== SHORT TASK ==
List the lines of this listing that hold the word "allowed".

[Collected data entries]
——————

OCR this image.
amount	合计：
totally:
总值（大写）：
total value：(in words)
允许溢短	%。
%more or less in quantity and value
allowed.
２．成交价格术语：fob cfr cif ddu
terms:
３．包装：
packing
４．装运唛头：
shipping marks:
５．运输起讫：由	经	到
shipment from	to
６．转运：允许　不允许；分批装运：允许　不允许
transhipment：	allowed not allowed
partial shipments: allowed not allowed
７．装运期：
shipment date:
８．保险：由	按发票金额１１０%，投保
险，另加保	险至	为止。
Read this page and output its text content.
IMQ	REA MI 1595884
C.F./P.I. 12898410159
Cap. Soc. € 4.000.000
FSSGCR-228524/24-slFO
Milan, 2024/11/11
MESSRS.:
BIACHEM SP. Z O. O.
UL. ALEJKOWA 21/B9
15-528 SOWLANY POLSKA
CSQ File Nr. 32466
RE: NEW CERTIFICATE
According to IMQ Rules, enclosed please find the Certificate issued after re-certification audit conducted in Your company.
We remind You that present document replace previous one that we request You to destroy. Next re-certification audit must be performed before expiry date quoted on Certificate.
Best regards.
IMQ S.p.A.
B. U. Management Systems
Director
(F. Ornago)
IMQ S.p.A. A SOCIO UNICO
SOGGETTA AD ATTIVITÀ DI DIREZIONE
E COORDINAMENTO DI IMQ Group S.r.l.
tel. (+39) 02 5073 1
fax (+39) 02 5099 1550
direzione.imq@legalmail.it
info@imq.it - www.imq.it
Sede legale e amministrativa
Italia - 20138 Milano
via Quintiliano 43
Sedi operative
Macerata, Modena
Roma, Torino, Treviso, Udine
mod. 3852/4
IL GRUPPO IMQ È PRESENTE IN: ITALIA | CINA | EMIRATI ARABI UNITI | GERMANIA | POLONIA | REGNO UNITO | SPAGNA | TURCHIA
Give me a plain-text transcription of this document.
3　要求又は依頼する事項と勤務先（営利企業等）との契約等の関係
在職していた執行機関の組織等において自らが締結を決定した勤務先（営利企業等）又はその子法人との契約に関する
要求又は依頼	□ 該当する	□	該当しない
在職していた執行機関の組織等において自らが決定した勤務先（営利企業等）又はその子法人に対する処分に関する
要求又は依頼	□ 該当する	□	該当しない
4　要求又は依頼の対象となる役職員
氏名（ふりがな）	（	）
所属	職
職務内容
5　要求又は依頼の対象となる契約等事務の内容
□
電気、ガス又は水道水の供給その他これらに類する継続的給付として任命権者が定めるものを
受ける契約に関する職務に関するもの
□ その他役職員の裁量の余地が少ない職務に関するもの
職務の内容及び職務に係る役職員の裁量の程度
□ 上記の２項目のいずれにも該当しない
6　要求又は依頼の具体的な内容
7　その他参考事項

——————

== EXPECTED ANSWER ==
allowed.
transhipment：	allowed not allowed
partial shipments: allowed not allowed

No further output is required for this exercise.